-- Start THE INPUT --

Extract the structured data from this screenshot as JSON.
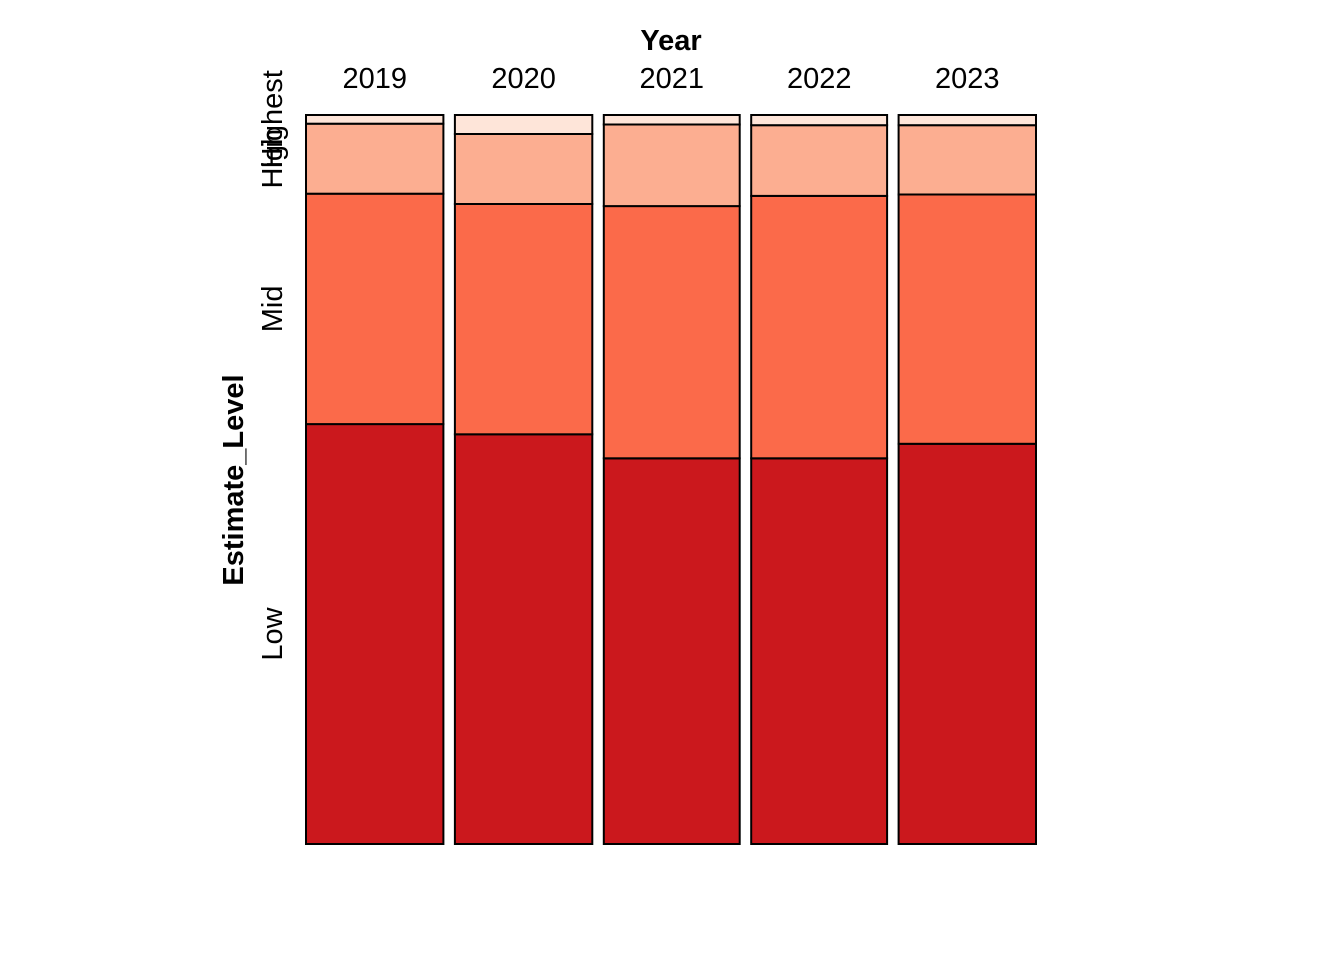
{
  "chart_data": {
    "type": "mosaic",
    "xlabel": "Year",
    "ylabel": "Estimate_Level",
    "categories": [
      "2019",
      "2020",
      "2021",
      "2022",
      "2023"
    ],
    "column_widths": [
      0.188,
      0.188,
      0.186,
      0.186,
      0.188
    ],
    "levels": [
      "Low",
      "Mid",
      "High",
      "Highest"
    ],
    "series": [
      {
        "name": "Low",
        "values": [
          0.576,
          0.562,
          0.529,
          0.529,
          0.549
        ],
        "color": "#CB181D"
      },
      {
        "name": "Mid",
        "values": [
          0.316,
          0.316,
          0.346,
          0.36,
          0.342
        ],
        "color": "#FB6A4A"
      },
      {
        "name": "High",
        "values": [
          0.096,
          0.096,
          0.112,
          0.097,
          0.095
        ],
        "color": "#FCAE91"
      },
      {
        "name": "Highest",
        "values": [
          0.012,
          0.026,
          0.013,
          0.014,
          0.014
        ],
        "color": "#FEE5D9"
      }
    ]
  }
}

-- End THE INPUT --

TO DO: Images must not appear in the copy; reproduce everything else in the records verbatim.

REPLY:
Extract the structured data from this screenshot as JSON.
{
  "chart_data": {
    "type": "mosaic",
    "xlabel": "Year",
    "ylabel": "Estimate_Level",
    "categories": [
      "2019",
      "2020",
      "2021",
      "2022",
      "2023"
    ],
    "column_widths": [
      0.188,
      0.188,
      0.186,
      0.186,
      0.188
    ],
    "levels": [
      "Low",
      "Mid",
      "High",
      "Highest"
    ],
    "series": [
      {
        "name": "Low",
        "values": [
          0.576,
          0.562,
          0.529,
          0.529,
          0.549
        ],
        "color": "#CB181D"
      },
      {
        "name": "Mid",
        "values": [
          0.316,
          0.316,
          0.346,
          0.36,
          0.342
        ],
        "color": "#FB6A4A"
      },
      {
        "name": "High",
        "values": [
          0.096,
          0.096,
          0.112,
          0.097,
          0.095
        ],
        "color": "#FCAE91"
      },
      {
        "name": "Highest",
        "values": [
          0.012,
          0.026,
          0.013,
          0.014,
          0.014
        ],
        "color": "#FEE5D9"
      }
    ]
  }
}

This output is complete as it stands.